** BEGIN Exercise data **

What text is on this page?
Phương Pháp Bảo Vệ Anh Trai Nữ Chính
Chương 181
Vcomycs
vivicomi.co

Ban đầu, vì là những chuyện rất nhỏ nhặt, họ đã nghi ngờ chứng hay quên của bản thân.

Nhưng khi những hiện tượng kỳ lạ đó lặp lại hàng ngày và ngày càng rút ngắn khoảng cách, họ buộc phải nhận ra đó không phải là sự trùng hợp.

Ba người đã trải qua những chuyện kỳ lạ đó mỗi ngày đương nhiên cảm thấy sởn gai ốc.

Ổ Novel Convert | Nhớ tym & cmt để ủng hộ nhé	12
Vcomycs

** END Exercise data **

Short task: Say how many lines above contain the string "ngày". Answer with the number only.

The completed task: 2